▸ **抜粋**:
+ + +

巨人・ウォーカーの〝泣けた〟捕殺 亀井コーチとの絆「喜ばせることができてうれしい」
アダム・ウォーカー。
来日当初の守備を見た時の衝撃は今も鮮明に思い出せる。彼には申し訳ないけれども、悪い意味での、衝撃を覚えた。
誇張しているつもりはないが、ボールの追いかけ方がスローモーションに見えた。その旨を同じ野球好きの父に伝えると「(ウォーカーとポランコの)両翼ザルやな」という、関西人の阪神ファンらしい答えがかえってきたのも良く覚えている。
僕自身、あんまり選手を貶めるような発言がしたいタイプじゃないのだけど、「これはまあ言われても仕方がないのかな・・・」と、思わざるを得なかった。

+ + +

▸ **設問 1**: 抜粋のうち、「来日当初の守備を見た時の衝撃」から始まり「ってきたのも良く覚えている。」で終わる箇所を、一字一句違えずに書き写してください。
▸ **設問 2**: 抜粋によれば、筆者が来日当初のウォーカー選手の守備について父に伝えた際、父はどのような言葉を返しましたか。

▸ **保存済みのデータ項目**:

+ + +

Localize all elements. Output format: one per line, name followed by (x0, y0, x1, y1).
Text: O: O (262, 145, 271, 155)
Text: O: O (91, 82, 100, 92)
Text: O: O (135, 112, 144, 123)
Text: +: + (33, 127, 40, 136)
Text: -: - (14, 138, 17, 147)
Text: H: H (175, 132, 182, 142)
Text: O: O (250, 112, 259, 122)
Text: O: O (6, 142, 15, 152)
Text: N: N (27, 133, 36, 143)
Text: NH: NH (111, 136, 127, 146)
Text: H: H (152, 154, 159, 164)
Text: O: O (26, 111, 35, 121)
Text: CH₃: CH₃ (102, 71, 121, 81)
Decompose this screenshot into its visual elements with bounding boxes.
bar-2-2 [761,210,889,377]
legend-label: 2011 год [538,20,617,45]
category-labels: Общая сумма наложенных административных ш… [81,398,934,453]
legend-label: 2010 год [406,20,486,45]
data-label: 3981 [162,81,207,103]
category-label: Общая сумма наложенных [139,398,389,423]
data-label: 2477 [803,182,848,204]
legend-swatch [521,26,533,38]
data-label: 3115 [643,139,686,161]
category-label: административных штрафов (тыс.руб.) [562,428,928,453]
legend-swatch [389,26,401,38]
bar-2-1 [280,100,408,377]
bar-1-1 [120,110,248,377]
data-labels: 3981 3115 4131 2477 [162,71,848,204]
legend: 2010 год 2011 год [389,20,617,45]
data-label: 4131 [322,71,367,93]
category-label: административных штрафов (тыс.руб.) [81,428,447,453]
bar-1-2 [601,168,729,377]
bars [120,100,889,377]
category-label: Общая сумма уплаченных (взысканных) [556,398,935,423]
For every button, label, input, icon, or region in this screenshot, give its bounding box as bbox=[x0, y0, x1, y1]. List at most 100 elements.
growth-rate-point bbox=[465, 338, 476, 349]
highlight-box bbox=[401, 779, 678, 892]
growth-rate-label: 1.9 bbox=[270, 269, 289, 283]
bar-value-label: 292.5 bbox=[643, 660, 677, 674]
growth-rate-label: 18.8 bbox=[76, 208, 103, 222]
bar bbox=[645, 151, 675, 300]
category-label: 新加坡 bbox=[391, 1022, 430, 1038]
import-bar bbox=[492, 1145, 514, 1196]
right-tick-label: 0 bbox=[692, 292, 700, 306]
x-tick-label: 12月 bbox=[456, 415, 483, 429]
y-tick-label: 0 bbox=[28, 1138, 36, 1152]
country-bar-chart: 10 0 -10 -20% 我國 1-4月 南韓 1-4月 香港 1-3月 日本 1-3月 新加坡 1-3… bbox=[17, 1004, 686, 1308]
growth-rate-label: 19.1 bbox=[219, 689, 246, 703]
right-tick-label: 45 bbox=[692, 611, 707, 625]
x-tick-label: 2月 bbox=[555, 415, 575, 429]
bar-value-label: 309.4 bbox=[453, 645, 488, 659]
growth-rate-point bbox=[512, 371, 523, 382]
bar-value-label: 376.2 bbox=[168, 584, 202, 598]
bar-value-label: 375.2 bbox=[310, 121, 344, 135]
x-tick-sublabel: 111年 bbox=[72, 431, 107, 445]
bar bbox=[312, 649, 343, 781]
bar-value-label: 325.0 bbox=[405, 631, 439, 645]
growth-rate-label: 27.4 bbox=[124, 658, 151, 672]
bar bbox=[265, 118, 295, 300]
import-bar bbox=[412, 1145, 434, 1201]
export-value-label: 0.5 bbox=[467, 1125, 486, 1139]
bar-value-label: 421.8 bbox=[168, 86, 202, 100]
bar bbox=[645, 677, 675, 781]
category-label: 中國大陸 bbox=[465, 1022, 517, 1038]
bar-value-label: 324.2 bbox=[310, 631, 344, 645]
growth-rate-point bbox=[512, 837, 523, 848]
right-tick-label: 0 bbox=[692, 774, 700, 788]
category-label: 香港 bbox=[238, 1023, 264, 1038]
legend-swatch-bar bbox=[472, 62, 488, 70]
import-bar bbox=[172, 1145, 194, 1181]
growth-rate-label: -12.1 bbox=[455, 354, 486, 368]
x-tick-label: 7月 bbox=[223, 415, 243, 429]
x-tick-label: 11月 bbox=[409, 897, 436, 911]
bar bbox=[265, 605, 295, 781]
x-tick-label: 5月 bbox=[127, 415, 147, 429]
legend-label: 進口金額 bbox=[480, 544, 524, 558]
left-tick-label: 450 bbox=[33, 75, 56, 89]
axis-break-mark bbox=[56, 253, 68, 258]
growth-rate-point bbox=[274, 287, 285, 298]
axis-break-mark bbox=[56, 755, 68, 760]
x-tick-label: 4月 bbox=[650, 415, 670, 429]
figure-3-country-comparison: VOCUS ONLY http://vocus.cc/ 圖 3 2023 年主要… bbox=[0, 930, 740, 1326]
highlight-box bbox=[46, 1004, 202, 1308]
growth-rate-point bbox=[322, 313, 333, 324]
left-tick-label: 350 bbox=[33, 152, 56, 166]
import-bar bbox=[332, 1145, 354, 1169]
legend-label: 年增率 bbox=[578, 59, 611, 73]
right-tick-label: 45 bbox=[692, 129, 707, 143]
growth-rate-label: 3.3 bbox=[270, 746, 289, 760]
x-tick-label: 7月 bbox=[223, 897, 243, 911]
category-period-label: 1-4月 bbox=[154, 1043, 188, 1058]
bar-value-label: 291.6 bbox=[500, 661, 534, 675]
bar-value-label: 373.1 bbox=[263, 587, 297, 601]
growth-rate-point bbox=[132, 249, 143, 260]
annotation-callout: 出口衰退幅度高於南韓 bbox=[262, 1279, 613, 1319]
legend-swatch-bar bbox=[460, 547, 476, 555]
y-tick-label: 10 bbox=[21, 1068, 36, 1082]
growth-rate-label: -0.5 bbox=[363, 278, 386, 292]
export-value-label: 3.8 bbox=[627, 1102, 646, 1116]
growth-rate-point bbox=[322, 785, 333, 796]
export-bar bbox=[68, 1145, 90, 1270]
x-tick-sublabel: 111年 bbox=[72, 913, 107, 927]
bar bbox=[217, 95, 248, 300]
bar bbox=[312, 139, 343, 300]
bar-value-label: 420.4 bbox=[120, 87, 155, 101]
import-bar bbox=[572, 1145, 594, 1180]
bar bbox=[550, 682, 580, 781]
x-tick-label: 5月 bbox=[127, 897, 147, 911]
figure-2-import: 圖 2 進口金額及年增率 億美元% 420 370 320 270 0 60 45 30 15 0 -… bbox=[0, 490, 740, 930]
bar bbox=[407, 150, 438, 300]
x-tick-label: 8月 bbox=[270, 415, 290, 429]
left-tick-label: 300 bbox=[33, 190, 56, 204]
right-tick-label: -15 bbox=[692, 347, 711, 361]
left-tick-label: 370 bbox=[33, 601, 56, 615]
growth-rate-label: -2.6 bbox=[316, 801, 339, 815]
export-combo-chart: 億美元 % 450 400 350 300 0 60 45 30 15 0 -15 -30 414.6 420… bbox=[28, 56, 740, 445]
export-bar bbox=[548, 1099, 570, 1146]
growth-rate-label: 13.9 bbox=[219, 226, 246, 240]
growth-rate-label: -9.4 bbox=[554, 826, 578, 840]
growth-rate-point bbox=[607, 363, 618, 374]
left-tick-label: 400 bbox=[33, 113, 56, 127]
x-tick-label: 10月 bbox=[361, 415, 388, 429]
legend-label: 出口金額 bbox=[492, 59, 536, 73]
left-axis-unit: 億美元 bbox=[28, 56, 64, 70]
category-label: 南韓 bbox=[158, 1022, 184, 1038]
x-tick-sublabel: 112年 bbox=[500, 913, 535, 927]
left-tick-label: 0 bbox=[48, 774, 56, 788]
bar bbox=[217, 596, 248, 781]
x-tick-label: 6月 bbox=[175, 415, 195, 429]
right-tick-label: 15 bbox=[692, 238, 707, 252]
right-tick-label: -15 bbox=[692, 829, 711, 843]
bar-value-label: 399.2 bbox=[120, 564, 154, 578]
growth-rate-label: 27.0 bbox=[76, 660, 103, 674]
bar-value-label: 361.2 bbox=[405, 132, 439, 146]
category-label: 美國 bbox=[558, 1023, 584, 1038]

+ + +

▸ **解答 1**:
来日当初の守備を見た時の衝撃は今も鮮明に思い出せる。彼には申し訳ないけれども、悪い意味での、衝撃を覚えた。
誇張しているつもりはないが、ボールの追いかけ方がスローモーションに見えた。その旨を同じ野球好きの父に伝えると「(ウォーカーとポランコの)両翼ザルやな」という、関西人の阪神ファンらしい答えがかえってきたのも良く覚えている。

▸ **解答 2**: 「(ウォーカーとポランコの)両翼ザルやな」という言葉を返しました。